■ GOAL
Reproduce each line exactly. Skip none.

(Dataset items)
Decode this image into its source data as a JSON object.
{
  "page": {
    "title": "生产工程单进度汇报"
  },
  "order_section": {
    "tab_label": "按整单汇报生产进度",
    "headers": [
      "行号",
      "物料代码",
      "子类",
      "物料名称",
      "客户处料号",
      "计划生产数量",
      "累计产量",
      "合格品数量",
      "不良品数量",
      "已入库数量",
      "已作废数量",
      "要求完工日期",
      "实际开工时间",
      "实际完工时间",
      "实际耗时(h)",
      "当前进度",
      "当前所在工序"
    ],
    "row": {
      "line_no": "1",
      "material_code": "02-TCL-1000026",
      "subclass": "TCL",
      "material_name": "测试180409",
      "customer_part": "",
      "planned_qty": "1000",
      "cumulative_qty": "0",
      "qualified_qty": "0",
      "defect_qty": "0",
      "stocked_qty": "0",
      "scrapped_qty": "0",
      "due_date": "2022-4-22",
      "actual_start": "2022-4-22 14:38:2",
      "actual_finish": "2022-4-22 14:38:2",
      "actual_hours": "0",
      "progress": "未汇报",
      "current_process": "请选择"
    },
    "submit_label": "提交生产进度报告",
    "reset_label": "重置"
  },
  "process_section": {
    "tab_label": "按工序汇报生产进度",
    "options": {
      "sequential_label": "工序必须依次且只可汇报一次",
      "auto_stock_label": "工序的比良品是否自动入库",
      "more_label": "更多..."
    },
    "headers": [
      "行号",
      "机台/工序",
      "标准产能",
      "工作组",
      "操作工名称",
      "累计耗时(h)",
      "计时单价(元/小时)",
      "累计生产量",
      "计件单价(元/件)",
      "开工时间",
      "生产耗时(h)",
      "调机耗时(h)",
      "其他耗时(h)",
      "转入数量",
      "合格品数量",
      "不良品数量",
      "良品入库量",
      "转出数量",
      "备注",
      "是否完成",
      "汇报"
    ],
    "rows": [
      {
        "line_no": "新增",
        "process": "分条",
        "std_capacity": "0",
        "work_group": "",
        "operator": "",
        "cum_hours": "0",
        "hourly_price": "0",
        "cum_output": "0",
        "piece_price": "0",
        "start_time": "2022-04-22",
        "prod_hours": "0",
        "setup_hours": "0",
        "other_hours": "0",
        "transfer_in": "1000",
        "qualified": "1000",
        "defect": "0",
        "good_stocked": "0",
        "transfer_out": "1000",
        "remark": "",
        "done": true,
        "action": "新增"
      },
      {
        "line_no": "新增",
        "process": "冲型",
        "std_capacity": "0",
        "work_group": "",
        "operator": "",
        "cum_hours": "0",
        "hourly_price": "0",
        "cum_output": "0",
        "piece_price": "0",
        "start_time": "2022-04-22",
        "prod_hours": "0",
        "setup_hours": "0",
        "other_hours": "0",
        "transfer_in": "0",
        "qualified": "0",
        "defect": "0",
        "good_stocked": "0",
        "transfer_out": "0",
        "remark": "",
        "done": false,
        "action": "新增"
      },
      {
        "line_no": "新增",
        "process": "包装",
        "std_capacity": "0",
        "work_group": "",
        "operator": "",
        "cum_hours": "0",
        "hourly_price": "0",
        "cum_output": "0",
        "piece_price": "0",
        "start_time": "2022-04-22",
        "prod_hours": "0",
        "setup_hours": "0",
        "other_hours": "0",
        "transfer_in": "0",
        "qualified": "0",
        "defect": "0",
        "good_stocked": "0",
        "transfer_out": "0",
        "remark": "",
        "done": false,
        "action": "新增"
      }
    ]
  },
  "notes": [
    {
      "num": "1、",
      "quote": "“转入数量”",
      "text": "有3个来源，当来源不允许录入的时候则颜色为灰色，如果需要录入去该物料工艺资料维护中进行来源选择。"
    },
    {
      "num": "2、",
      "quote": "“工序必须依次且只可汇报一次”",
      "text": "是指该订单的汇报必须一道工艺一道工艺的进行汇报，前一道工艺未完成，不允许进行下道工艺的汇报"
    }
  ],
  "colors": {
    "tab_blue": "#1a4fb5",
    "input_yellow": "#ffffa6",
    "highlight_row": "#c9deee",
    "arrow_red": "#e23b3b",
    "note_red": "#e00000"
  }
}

■ THE REPLY
Decode this image into its source data as a JSON object.
{
  "page": {
    "title": "生产工程单进度汇报"
  },
  "order_section": {
    "tab_label": "按整单汇报生产进度",
    "headers": [
      "行号",
      "物料代码",
      "子类",
      "物料名称",
      "客户处料号",
      "计划生产数量",
      "累计产量",
      "合格品数量",
      "不良品数量",
      "已入库数量",
      "已作废数量",
      "要求完工日期",
      "实际开工时间",
      "实际完工时间",
      "实际耗时(h)",
      "当前进度",
      "当前所在工序"
    ],
    "row": {
      "line_no": "1",
      "material_code": "02-TCL-1000026",
      "subclass": "TCL",
      "material_name": "测试180409",
      "customer_part": "",
      "planned_qty": "1000",
      "cumulative_qty": "0",
      "qualified_qty": "0",
      "defect_qty": "0",
      "stocked_qty": "0",
      "scrapped_qty": "0",
      "due_date": "2022-4-22",
      "actual_start": "2022-4-22 14:38:2",
      "actual_finish": "2022-4-22 14:38:2",
      "actual_hours": "0",
      "progress": "未汇报",
      "current_process": "请选择"
    },
    "submit_label": "提交生产进度报告",
    "reset_label": "重置"
  },
  "process_section": {
    "tab_label": "按工序汇报生产进度",
    "options": {
      "sequential_label": "工序必须依次且只可汇报一次",
      "auto_stock_label": "工序的比良品是否自动入库",
      "more_label": "更多..."
    },
    "headers": [
      "行号",
      "机台/工序",
      "标准产能",
      "工作组",
      "操作工名称",
      "累计耗时(h)",
      "计时单价(元/小时)",
      "累计生产量",
      "计件单价(元/件)",
      "开工时间",
      "生产耗时(h)",
      "调机耗时(h)",
      "其他耗时(h)",
      "转入数量",
      "合格品数量",
      "不良品数量",
      "良品入库量",
      "转出数量",
      "备注",
      "是否完成",
      "汇报"
    ],
    "rows": [
      {
        "line_no": "新增",
        "process": "分条",
        "std_capacity": "0",
        "work_group": "",
        "operator": "",
        "cum_hours": "0",
        "hourly_price": "0",
        "cum_output": "0",
        "piece_price": "0",
        "start_time": "2022-04-22",
        "prod_hours": "0",
        "setup_hours": "0",
        "other_hours": "0",
        "transfer_in": "1000",
        "qualified": "1000",
        "defect": "0",
        "good_stocked": "0",
        "transfer_out": "1000",
        "remark": "",
        "done": true,
        "action": "新增"
      },
      {
        "line_no": "新增",
        "process": "冲型",
        "std_capacity": "0",
        "work_group": "",
        "operator": "",
        "cum_hours": "0",
        "hourly_price": "0",
        "cum_output": "0",
        "piece_price": "0",
        "start_time": "2022-04-22",
        "prod_hours": "0",
        "setup_hours": "0",
        "other_hours": "0",
        "transfer_in": "0",
        "qualified": "0",
        "defect": "0",
        "good_stocked": "0",
        "transfer_out": "0",
        "remark": "",
        "done": false,
        "action": "新增"
      },
      {
        "line_no": "新增",
        "process": "包装",
        "std_capacity": "0",
        "work_group": "",
        "operator": "",
        "cum_hours": "0",
        "hourly_price": "0",
        "cum_output": "0",
        "piece_price": "0",
        "start_time": "2022-04-22",
        "prod_hours": "0",
        "setup_hours": "0",
        "other_hours": "0",
        "transfer_in": "0",
        "qualified": "0",
        "defect": "0",
        "good_stocked": "0",
        "transfer_out": "0",
        "remark": "",
        "done": false,
        "action": "新增"
      }
    ]
  },
  "notes": [
    {
      "num": "1、",
      "quote": "“转入数量”",
      "text": "有3个来源，当来源不允许录入的时候则颜色为灰色，如果需要录入去该物料工艺资料维护中进行来源选择。"
    },
    {
      "num": "2、",
      "quote": "“工序必须依次且只可汇报一次”",
      "text": "是指该订单的汇报必须一道工艺一道工艺的进行汇报，前一道工艺未完成，不允许进行下道工艺的汇报"
    }
  ],
  "colors": {
    "tab_blue": "#1a4fb5",
    "input_yellow": "#ffffa6",
    "highlight_row": "#c9deee",
    "arrow_red": "#e23b3b",
    "note_red": "#e00000"
  }
}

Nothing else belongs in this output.